(Data listing)
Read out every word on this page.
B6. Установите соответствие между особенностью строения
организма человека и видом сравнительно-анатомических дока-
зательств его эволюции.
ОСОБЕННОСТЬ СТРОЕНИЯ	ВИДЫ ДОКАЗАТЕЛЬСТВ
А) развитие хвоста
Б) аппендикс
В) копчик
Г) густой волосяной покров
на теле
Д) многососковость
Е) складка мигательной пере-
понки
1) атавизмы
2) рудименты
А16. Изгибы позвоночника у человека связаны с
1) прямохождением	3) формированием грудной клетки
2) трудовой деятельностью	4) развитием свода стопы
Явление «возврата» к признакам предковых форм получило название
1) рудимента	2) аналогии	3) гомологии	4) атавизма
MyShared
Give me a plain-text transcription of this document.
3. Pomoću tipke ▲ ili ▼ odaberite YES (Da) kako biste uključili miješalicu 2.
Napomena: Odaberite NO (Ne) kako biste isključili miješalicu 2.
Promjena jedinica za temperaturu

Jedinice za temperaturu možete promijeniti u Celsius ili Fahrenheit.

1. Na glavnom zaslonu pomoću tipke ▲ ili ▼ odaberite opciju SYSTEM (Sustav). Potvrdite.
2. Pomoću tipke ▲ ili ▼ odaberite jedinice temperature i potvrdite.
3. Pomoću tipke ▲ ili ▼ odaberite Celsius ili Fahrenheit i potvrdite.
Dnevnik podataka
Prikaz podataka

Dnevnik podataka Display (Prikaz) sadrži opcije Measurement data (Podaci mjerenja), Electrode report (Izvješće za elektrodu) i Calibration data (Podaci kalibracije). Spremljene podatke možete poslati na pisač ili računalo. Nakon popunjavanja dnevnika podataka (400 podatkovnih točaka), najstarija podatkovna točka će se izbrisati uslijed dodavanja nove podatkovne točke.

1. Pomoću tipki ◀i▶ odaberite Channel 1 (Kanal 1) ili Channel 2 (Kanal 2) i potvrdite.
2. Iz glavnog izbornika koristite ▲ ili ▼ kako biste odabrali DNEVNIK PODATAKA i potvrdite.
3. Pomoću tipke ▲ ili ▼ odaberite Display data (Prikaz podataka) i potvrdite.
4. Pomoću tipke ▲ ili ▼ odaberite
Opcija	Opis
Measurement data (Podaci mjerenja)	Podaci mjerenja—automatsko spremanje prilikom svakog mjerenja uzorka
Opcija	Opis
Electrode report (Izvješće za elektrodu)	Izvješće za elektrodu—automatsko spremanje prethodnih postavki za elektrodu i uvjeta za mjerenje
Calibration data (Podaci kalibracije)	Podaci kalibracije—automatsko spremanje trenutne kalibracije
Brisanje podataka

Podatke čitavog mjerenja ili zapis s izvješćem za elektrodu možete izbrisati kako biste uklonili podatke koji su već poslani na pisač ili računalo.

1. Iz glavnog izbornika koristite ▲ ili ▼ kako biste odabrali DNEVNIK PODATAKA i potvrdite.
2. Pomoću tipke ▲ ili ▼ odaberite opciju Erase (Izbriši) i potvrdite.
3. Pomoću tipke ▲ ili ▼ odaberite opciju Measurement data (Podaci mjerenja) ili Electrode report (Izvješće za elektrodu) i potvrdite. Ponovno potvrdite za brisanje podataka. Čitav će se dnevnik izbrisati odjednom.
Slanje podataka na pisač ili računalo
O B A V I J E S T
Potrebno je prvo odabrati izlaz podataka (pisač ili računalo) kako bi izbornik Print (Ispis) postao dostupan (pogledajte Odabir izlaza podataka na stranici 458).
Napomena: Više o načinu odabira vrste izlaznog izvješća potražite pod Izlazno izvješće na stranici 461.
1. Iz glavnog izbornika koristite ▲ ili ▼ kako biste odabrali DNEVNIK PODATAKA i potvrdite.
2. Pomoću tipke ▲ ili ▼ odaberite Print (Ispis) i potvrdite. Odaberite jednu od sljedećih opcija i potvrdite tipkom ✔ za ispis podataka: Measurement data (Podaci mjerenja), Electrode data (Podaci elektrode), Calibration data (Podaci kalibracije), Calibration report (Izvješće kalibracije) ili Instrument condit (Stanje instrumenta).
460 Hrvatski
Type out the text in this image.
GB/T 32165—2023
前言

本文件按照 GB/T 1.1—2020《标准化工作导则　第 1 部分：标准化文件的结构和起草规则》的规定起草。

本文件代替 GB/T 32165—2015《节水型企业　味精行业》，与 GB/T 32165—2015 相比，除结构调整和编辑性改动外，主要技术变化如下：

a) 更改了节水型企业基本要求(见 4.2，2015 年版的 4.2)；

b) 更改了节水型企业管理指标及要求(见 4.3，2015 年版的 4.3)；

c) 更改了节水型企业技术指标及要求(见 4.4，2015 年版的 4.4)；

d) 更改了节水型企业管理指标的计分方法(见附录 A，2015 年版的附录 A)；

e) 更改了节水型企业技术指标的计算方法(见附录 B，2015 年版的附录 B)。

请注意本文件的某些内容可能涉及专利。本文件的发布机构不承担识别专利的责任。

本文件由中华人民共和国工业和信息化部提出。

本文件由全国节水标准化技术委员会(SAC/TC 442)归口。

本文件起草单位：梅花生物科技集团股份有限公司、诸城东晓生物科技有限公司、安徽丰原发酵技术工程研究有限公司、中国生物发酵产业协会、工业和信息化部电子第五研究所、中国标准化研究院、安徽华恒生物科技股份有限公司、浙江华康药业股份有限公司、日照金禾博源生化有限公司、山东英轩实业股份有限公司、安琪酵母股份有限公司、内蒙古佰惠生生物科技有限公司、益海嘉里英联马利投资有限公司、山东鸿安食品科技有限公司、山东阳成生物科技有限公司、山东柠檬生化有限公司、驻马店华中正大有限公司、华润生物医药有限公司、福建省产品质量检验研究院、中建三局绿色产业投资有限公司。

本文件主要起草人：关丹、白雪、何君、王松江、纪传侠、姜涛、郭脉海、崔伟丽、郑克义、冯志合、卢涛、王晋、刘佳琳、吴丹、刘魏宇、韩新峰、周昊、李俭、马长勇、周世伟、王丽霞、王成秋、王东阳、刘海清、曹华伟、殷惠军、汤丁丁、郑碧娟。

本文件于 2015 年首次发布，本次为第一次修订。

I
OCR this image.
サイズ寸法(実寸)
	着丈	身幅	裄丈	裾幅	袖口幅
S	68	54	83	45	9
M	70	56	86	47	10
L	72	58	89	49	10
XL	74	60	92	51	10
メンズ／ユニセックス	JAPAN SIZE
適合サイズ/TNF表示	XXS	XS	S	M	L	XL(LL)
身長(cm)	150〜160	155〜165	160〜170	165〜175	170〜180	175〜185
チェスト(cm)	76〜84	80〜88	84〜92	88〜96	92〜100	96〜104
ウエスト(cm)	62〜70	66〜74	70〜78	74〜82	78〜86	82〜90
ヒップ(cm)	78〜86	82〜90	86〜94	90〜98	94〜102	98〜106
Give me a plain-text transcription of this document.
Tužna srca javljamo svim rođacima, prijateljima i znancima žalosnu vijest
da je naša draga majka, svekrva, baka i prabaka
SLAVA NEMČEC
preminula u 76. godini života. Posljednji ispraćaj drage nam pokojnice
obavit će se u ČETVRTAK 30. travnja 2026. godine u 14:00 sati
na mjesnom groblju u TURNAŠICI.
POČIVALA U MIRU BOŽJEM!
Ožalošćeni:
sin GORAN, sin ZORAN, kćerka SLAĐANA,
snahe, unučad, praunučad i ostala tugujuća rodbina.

--- Exercise prompt ---
Search the records for the word "opciju", then list every line that has it.

--- Response to this task ---
1. Na glavnom zaslonu pomoću tipke ▲ ili ▼ odaberite opciju SYSTEM (Sustav). Potvrdite.
2. Pomoću tipke ▲ ili ▼ odaberite opciju Erase (Izbriši) i potvrdite.
3. Pomoću tipke ▲ ili ▼ odaberite opciju Measurement data (Podaci mjerenja) ili Electrode report (Izvješće za elektrodu) i potvrdite. Ponovno potvrdite za brisanje podataka. Čitav će se dnevnik izbrisati odjednom.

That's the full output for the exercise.